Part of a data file
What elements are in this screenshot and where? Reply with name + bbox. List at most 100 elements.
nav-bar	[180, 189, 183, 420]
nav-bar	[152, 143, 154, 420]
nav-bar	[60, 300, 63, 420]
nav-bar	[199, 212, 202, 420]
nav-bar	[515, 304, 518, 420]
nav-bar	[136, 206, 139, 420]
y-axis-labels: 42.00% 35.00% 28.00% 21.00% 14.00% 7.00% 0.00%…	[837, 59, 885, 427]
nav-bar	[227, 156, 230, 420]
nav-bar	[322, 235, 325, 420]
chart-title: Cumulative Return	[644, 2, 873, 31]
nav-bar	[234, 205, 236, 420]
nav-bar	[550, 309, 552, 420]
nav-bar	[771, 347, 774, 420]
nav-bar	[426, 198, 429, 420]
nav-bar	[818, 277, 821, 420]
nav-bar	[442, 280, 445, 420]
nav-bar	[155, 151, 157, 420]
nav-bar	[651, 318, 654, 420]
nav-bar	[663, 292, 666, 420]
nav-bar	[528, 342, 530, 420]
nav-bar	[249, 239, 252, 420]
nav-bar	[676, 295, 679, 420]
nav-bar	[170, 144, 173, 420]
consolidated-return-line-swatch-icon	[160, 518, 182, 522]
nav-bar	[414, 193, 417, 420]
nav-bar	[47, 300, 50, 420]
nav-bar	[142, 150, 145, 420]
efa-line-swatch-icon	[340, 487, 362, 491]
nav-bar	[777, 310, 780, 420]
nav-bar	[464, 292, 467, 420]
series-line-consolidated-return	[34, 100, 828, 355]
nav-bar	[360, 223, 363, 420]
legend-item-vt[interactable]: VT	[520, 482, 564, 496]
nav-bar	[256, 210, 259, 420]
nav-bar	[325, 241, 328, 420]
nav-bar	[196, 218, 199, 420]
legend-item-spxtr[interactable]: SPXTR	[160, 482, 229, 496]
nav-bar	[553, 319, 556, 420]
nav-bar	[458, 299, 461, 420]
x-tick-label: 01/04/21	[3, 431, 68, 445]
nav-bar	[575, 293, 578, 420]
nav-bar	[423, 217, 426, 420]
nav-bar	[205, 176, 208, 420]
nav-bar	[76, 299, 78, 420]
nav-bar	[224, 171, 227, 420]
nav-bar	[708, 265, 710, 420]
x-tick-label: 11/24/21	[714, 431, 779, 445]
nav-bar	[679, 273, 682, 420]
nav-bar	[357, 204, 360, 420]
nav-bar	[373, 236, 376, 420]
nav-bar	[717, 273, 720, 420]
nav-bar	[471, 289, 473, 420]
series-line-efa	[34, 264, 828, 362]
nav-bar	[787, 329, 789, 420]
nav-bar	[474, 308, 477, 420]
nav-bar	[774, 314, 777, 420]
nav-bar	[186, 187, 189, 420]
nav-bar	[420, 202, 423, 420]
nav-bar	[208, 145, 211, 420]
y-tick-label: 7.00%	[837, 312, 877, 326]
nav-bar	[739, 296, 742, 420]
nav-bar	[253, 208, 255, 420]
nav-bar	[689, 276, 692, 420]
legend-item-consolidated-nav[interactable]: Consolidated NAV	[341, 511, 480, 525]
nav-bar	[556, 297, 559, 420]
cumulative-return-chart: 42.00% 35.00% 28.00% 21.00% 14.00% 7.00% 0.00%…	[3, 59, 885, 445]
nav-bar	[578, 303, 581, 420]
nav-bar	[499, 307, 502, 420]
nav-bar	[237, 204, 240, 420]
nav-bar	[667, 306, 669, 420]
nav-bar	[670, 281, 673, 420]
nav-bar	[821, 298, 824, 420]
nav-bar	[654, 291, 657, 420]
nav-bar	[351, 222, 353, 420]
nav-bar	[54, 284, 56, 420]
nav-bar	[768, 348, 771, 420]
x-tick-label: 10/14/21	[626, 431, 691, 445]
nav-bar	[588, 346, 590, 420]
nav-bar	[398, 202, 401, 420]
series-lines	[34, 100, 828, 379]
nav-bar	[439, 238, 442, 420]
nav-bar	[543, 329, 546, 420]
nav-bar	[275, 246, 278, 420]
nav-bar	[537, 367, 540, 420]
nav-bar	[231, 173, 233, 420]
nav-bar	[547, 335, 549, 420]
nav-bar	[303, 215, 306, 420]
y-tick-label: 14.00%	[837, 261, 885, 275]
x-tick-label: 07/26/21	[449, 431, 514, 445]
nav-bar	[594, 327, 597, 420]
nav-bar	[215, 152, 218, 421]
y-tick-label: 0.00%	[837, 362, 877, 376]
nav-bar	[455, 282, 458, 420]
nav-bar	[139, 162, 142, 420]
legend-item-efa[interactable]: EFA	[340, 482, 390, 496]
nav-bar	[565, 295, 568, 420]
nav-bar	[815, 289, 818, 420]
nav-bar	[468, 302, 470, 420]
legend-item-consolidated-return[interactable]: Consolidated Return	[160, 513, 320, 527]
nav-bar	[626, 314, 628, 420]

▶ Objective:
Copy the records above word for word, from their first line through the line containing "206, 139, 420]", including both.

▶ Problem solution:
What elements are in this screenshot and where? Reply with name + bbox. List at most 100 elements.
nav-bar	[180, 189, 183, 420]
nav-bar	[152, 143, 154, 420]
nav-bar	[60, 300, 63, 420]
nav-bar	[199, 212, 202, 420]
nav-bar	[515, 304, 518, 420]
nav-bar	[136, 206, 139, 420]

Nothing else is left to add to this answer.